§ Given instruction: Copy out all the lines exactly. Omit pictures.

§ Lines of data:
• • • • • • •

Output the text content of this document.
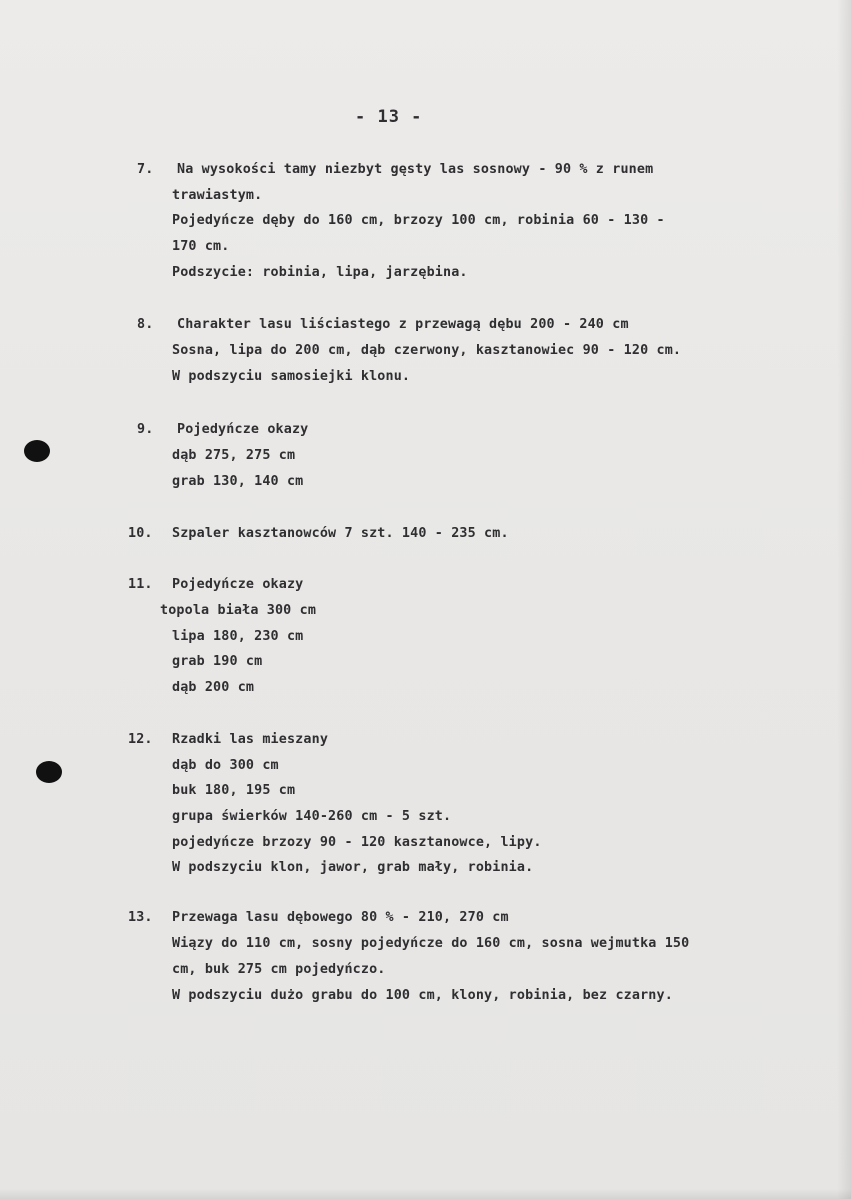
- 13 -
7. Na wysokości tamy niezbyt gęsty las sosnowy - 90 % z runem
trawiastym.
Pojedyńcze dęby do 160 cm, brzozy 100 cm, robinia 60 - 130 -
170 cm.
Podszycie: robinia, lipa, jarzębina.
8. Charakter lasu liściastego z przewagą dębu 200 - 240 cm
Sosna, lipa do 200 cm, dąb czerwony, kasztanowiec 90 - 120 cm.
W podszyciu samosiejki klonu.
9. Pojedyńcze okazy
dąb 275, 275 cm
grab 130, 140 cm
10. Szpaler kasztanowców 7 szt. 140 - 235 cm.
11. Pojedyńcze okazy
topola biała 300 cm
lipa 180, 230 cm
grab 190 cm
dąb 200 cm
12. Rzadki las mieszany
dąb do 300 cm
buk 180, 195 cm
grupa świerków 140-260 cm - 5 szt.
pojedyńcze brzozy 90 - 120 kasztanowce, lipy.
W podszyciu klon, jawor, grab mały, robinia.
13. Przewaga lasu dębowego 80 % - 210, 270 cm
Wiązy do 110 cm, sosny pojedyńcze do 160 cm, sosna wejmutka 150
cm, buk 275 cm pojedyńczo.
W podszyciu dużo grabu do 100 cm, klony, robinia, bez czarny.
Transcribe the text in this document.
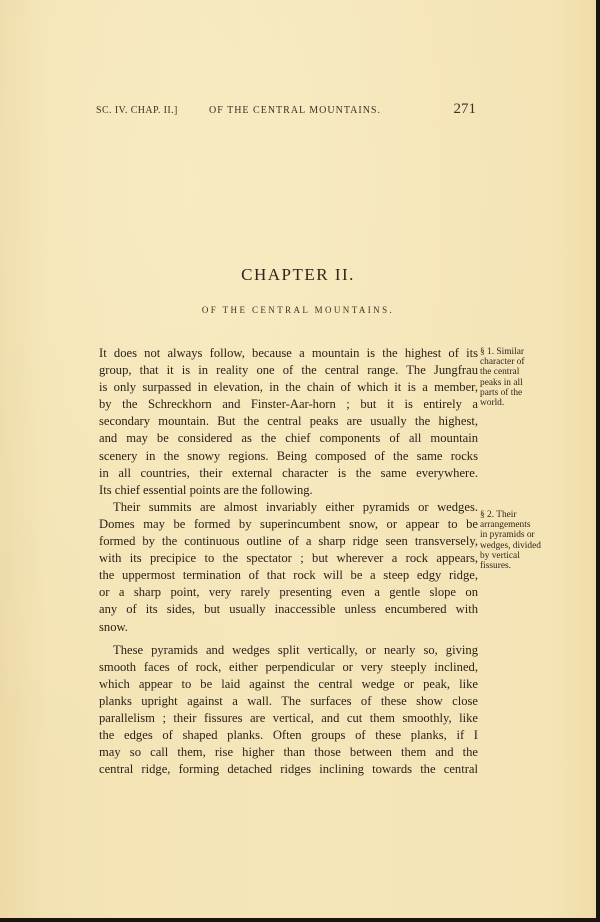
SC. IV. CHAP. II.]	OF THE CENTRAL MOUNTAINS.	271
CHAPTER II.
OF THE CENTRAL MOUNTAINS.
It does not always follow, because a mountain is the highest of its
group, that it is in reality one of the central range. The Jungfrau
is only surpassed in elevation, in the chain of which it is a member,
by the Schreckhorn and Finster-Aar-horn ; but it is entirely a
secondary mountain. But the central peaks are usually the highest,
and may be considered as the chief components of all mountain
scenery in the snowy regions. Being composed of the same rocks
in all countries, their external character is the same everywhere.
Its chief essential points are the following.
Their summits are almost invariably either pyramids or wedges.
Domes may be formed by superincumbent snow, or appear to be
formed by the continuous outline of a sharp ridge seen transversely,
with its precipice to the spectator ; but wherever a rock appears,
the uppermost termination of that rock will be a steep edgy ridge,
or a sharp point, very rarely presenting even a gentle slope on
any of its sides, but usually inaccessible unless encumbered with
snow.
These pyramids and wedges split vertically, or nearly so, giving
smooth faces of rock, either perpendicular or very steeply inclined,
which appear to be laid against the central wedge or peak, like
planks upright against a wall. The surfaces of these show close
parallelism ; their fissures are vertical, and cut them smoothly, like
the edges of shaped planks. Often groups of these planks, if I
may so call them, rise higher than those between them and the
central ridge, forming detached ridges inclining towards the central
§ 1. Similar
character of
the central
peaks in all
parts of the
world.
§ 2. Their
arrangements
in pyramids or
wedges, divided
by vertical
fissures.
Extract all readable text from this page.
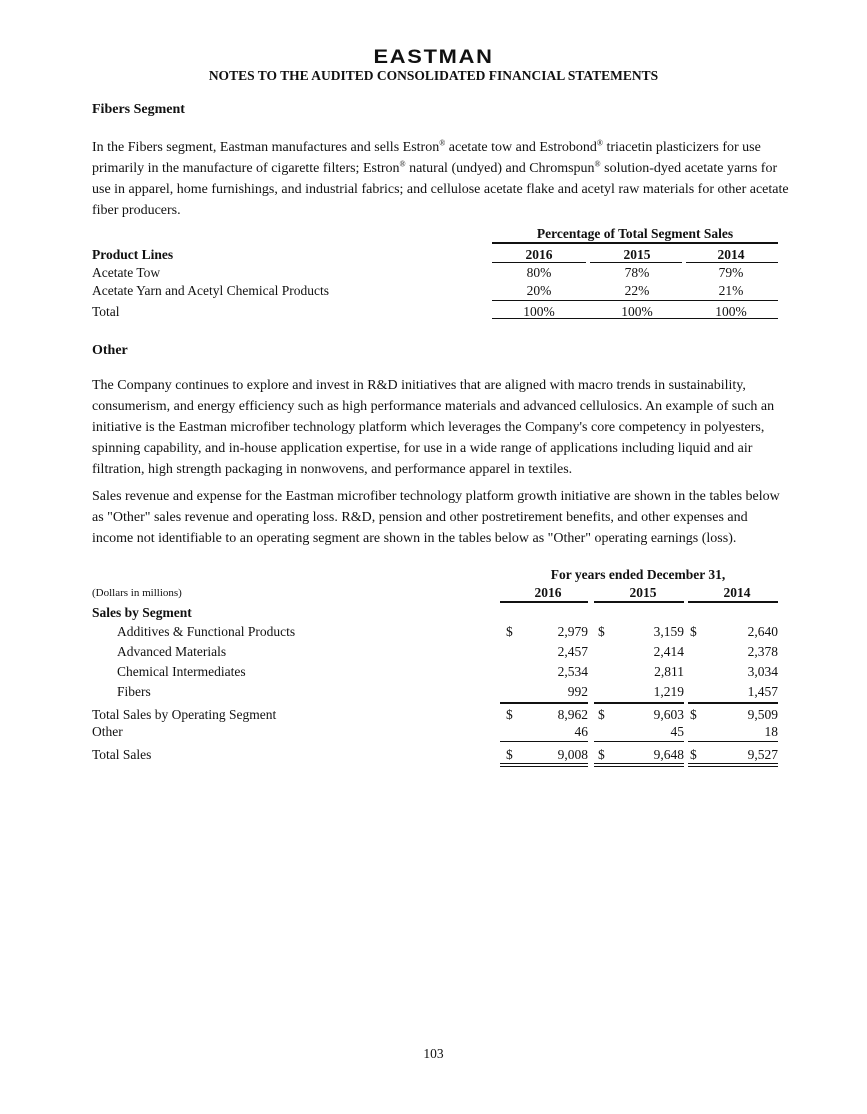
EASTMAN
NOTES TO THE AUDITED CONSOLIDATED FINANCIAL STATEMENTS
Fibers Segment
In the Fibers segment, Eastman manufactures and sells Estron® acetate tow and Estrobond® triacetin plasticizers for use primarily in the manufacture of cigarette filters; Estron® natural (undyed) and Chromspun® solution-dyed acetate yarns for use in apparel, home furnishings, and industrial fabrics; and cellulose acetate flake and acetyl raw materials for other acetate fiber producers.
Percentage of Total Segment Sales
Product Lines	2016	2015	2014
Acetate Tow	80%	78%	79%
Acetate Yarn and Acetyl Chemical Products	20%	22%	21%
Total	100%	100%	100%
Other
The Company continues to explore and invest in R&D initiatives that are aligned with macro trends in sustainability, consumerism, and energy efficiency such as high performance materials and advanced cellulosics. An example of such an initiative is the Eastman microfiber technology platform which leverages the Company's core competency in polyesters, spinning capability, and in-house application expertise, for use in a wide range of applications including liquid and air filtration, high strength packaging in nonwovens, and performance apparel in textiles.
Sales revenue and expense for the Eastman microfiber technology platform growth initiative are shown in the tables below as "Other" sales revenue and operating loss. R&D, pension and other postretirement benefits, and other expenses and income not identifiable to an operating segment are shown in the tables below as "Other" operating earnings (loss).
For years ended December 31,
(Dollars in millions)	2016	2015	2014
Sales by Segment
Additives & Functional Products	$	2,979 $	3,159 $	2,640
Advanced Materials	2,457	2,414	2,378
Chemical Intermediates	2,534	2,811	3,034
Fibers	992	1,219	1,457
Total Sales by Operating Segment	$	8,962 $	9,603 $	9,509
Other	46	45	18
Total Sales	$	9,008 $	9,648 $	9,527
103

• • • • • • •

§ Final result:
Output the text content of this document.
- 13 -
7. Na wysokości tamy niezbyt gęsty las sosnowy - 90 % z runem
trawiastym.
Pojedyńcze dęby do 160 cm, brzozy 100 cm, robinia 60 - 130 -
170 cm.
Podszycie: robinia, lipa, jarzębina.
8. Charakter lasu liściastego z przewagą dębu 200 - 240 cm
Sosna, lipa do 200 cm, dąb czerwony, kasztanowiec 90 - 120 cm.
W podszyciu samosiejki klonu.
9. Pojedyńcze okazy
dąb 275, 275 cm
grab 130, 140 cm
10. Szpaler kasztanowców 7 szt. 140 - 235 cm.
11. Pojedyńcze okazy
topola biała 300 cm
lipa 180, 230 cm
grab 190 cm
dąb 200 cm
12. Rzadki las mieszany
dąb do 300 cm
buk 180, 195 cm
grupa świerków 140-260 cm - 5 szt.
pojedyńcze brzozy 90 - 120 kasztanowce, lipy.
W podszyciu klon, jawor, grab mały, robinia.
13. Przewaga lasu dębowego 80 % - 210, 270 cm
Wiązy do 110 cm, sosny pojedyńcze do 160 cm, sosna wejmutka 150
cm, buk 275 cm pojedyńczo.
W podszyciu dużo grabu do 100 cm, klony, robinia, bez czarny.
Transcribe the text in this document.
SC. IV. CHAP. II.]	OF THE CENTRAL MOUNTAINS.	271
CHAPTER II.
OF THE CENTRAL MOUNTAINS.
It does not always follow, because a mountain is the highest of its
group, that it is in reality one of the central range. The Jungfrau
is only surpassed in elevation, in the chain of which it is a member,
by the Schreckhorn and Finster-Aar-horn ; but it is entirely a
secondary mountain. But the central peaks are usually the highest,
and may be considered as the chief components of all mountain
scenery in the snowy regions. Being composed of the same rocks
in all countries, their external character is the same everywhere.
Its chief essential points are the following.
Their summits are almost invariably either pyramids or wedges.
Domes may be formed by superincumbent snow, or appear to be
formed by the continuous outline of a sharp ridge seen transversely,
with its precipice to the spectator ; but wherever a rock appears,
the uppermost termination of that rock will be a steep edgy ridge,
or a sharp point, very rarely presenting even a gentle slope on
any of its sides, but usually inaccessible unless encumbered with
snow.
These pyramids and wedges split vertically, or nearly so, giving
smooth faces of rock, either perpendicular or very steeply inclined,
which appear to be laid against the central wedge or peak, like
planks upright against a wall. The surfaces of these show close
parallelism ; their fissures are vertical, and cut them smoothly, like
the edges of shaped planks. Often groups of these planks, if I
may so call them, rise higher than those between them and the
central ridge, forming detached ridges inclining towards the central
§ 1. Similar
character of
the central
peaks in all
parts of the
world.
§ 2. Their
arrangements
in pyramids or
wedges, divided
by vertical
fissures.
Extract all readable text from this page.
EASTMAN
NOTES TO THE AUDITED CONSOLIDATED FINANCIAL STATEMENTS
Fibers Segment
In the Fibers segment, Eastman manufactures and sells Estron® acetate tow and Estrobond® triacetin plasticizers for use primarily in the manufacture of cigarette filters; Estron® natural (undyed) and Chromspun® solution-dyed acetate yarns for use in apparel, home furnishings, and industrial fabrics; and cellulose acetate flake and acetyl raw materials for other acetate fiber producers.
Percentage of Total Segment Sales
Product Lines	2016	2015	2014
Acetate Tow	80%	78%	79%
Acetate Yarn and Acetyl Chemical Products	20%	22%	21%
Total	100%	100%	100%
Other
The Company continues to explore and invest in R&D initiatives that are aligned with macro trends in sustainability, consumerism, and energy efficiency such as high performance materials and advanced cellulosics. An example of such an initiative is the Eastman microfiber technology platform which leverages the Company's core competency in polyesters, spinning capability, and in-house application expertise, for use in a wide range of applications including liquid and air filtration, high strength packaging in nonwovens, and performance apparel in textiles.
Sales revenue and expense for the Eastman microfiber technology platform growth initiative are shown in the tables below as "Other" sales revenue and operating loss. R&D, pension and other postretirement benefits, and other expenses and income not identifiable to an operating segment are shown in the tables below as "Other" operating earnings (loss).
For years ended December 31,
(Dollars in millions)	2016	2015	2014
Sales by Segment
Additives & Functional Products	$	2,979 $	3,159 $	2,640
Advanced Materials	2,457	2,414	2,378
Chemical Intermediates	2,534	2,811	3,034
Fibers	992	1,219	1,457
Total Sales by Operating Segment	$	8,962 $	9,603 $	9,509
Other	46	45	18
Total Sales	$	9,008 $	9,648 $	9,527
103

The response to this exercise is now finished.